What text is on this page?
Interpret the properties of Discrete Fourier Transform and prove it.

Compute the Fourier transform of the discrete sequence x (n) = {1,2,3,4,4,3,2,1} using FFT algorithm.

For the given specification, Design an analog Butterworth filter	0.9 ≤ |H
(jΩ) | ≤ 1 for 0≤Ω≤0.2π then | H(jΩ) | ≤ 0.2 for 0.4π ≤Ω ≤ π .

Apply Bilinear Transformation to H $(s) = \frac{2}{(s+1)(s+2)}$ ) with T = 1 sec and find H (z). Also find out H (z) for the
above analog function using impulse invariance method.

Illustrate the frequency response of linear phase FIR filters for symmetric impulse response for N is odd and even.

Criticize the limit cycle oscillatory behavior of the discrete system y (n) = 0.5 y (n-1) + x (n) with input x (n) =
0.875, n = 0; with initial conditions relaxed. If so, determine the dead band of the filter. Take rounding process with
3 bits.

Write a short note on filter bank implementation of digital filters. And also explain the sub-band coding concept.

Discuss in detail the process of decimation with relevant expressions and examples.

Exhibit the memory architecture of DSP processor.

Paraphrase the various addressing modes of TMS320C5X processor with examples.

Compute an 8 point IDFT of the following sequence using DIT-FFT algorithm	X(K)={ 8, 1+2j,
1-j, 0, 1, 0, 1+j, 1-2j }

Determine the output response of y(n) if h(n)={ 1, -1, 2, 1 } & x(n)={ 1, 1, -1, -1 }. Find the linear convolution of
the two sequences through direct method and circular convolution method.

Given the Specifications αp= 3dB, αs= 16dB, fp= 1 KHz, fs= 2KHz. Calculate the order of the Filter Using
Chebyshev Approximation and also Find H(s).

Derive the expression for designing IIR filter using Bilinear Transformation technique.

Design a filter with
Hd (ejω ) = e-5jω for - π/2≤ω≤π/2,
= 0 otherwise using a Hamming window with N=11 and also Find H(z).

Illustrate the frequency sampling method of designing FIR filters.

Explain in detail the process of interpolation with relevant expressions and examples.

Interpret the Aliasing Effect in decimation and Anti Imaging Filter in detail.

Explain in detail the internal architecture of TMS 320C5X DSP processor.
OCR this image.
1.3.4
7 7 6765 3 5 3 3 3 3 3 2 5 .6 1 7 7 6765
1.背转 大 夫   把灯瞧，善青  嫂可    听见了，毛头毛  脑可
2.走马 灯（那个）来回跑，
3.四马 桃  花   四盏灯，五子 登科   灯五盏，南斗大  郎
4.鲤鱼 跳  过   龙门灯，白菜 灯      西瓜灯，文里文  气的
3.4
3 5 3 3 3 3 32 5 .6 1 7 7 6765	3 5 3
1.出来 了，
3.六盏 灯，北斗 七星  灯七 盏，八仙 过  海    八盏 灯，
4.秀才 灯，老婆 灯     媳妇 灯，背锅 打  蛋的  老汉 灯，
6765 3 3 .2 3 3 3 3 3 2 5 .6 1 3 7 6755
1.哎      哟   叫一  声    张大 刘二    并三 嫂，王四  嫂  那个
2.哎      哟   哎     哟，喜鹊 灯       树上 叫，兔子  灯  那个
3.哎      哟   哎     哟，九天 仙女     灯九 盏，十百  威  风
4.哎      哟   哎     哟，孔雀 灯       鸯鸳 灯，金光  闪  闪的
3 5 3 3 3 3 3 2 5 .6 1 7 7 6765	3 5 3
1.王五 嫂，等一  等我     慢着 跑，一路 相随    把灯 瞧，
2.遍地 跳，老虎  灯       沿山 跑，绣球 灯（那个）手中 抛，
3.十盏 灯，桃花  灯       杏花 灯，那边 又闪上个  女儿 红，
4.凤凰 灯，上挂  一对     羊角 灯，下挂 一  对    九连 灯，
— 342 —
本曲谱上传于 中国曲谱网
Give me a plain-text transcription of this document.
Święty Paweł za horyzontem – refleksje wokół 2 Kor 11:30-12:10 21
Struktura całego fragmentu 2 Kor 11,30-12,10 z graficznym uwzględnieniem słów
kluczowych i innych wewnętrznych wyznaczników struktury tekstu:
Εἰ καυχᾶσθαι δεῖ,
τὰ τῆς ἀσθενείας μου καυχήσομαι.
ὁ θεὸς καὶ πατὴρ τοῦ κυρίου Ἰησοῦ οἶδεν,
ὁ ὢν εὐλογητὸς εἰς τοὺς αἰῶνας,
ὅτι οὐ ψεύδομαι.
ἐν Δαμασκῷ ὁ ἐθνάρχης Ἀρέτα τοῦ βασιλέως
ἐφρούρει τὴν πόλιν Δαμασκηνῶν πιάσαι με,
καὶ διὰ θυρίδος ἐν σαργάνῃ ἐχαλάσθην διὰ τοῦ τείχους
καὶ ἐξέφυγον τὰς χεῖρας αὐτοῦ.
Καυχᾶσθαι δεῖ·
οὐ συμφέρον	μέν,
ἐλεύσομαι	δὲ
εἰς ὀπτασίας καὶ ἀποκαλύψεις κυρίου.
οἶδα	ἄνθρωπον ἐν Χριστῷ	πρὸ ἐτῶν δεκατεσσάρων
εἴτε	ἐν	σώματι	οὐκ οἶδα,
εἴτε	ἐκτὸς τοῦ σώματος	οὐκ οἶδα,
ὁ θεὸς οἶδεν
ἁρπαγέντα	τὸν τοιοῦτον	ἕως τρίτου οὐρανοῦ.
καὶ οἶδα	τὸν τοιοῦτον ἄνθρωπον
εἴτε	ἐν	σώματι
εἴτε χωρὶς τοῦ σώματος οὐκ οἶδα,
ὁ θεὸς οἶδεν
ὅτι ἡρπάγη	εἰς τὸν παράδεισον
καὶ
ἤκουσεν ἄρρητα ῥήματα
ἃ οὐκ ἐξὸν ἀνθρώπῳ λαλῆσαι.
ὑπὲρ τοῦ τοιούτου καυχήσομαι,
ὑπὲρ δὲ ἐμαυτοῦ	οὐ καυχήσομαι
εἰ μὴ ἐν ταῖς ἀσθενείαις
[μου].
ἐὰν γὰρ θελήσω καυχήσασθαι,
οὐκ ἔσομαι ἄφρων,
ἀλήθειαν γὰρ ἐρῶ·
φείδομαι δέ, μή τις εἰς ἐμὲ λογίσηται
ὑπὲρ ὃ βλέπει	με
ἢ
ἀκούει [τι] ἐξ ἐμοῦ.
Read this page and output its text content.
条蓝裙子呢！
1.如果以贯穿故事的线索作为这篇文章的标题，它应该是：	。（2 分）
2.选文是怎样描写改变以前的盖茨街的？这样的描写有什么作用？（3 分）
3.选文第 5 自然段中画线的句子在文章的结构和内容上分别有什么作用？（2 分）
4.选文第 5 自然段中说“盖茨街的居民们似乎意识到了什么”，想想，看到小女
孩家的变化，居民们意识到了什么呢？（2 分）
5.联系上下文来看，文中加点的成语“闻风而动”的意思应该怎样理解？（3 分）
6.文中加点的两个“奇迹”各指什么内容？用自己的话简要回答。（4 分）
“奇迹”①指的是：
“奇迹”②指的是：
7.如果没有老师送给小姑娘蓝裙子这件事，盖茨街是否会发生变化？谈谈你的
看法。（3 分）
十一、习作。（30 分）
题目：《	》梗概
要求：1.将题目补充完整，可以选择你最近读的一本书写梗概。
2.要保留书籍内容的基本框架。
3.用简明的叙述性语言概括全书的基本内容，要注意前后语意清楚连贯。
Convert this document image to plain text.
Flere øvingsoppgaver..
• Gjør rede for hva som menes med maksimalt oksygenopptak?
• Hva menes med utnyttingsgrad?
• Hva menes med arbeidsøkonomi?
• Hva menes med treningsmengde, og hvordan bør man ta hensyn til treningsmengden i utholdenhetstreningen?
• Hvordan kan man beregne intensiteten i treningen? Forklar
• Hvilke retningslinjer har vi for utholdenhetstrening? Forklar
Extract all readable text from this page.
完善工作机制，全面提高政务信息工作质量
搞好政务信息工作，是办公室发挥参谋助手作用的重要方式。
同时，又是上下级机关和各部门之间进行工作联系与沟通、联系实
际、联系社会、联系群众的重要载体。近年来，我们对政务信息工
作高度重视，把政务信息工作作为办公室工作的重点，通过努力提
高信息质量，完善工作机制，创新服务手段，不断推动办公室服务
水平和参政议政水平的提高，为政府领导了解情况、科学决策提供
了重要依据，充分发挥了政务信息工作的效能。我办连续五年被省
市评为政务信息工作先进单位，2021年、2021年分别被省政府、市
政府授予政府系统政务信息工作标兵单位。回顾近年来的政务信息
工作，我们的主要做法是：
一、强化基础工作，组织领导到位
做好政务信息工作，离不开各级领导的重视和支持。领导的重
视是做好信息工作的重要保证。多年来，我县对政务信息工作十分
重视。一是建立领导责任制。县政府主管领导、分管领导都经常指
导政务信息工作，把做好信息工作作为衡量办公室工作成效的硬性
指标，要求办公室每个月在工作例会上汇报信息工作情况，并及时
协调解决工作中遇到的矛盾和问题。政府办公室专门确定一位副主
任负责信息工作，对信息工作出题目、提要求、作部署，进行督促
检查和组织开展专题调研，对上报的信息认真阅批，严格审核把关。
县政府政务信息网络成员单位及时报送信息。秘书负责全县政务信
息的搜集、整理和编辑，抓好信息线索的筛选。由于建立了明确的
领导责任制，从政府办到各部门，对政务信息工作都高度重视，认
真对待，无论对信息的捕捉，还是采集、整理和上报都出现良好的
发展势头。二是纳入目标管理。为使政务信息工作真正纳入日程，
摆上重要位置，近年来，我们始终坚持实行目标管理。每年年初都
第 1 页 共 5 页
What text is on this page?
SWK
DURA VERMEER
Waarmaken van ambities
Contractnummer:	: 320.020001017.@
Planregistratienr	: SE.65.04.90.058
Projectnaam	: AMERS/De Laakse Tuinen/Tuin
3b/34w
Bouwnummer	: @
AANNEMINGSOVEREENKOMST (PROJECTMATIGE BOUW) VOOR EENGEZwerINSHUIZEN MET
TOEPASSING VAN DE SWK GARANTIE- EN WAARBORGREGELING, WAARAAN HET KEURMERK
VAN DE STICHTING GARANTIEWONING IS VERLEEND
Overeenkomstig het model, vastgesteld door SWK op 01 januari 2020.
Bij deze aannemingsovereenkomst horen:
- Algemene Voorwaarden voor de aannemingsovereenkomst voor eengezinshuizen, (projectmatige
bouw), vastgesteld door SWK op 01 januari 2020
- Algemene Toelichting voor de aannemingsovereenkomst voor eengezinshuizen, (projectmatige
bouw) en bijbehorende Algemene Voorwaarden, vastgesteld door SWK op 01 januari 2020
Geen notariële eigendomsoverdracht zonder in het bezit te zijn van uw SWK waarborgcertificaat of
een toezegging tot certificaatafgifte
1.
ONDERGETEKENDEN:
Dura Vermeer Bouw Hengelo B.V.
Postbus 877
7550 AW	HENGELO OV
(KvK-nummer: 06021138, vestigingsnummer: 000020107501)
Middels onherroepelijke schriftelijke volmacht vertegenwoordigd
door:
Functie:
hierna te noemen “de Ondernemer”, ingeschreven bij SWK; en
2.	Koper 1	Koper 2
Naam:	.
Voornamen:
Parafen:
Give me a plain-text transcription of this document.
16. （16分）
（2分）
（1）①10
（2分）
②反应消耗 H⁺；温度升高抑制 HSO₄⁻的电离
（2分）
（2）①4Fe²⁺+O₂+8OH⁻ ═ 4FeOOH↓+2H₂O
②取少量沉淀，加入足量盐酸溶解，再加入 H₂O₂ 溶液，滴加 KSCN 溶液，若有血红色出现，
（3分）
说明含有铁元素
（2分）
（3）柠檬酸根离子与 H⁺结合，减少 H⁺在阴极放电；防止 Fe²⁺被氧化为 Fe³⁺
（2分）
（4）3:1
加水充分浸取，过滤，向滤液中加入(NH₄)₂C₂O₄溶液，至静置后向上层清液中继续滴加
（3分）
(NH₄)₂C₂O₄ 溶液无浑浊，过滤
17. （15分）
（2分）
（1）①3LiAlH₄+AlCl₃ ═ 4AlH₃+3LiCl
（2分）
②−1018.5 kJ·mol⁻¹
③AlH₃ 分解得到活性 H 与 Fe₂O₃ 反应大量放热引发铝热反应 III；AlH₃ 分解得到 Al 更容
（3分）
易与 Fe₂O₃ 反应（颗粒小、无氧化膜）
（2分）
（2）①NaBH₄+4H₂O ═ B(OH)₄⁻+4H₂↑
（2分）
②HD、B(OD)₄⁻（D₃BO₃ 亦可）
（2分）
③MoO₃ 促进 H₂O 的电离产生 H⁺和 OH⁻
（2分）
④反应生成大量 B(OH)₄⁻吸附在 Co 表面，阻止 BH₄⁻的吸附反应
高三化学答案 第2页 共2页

### Written task:
Which lines contain the word "page"? Return each of them.

### Final result:
What text is on this page?
Read this page and output its text content.
Extract all readable text from this page.
What text is on this page?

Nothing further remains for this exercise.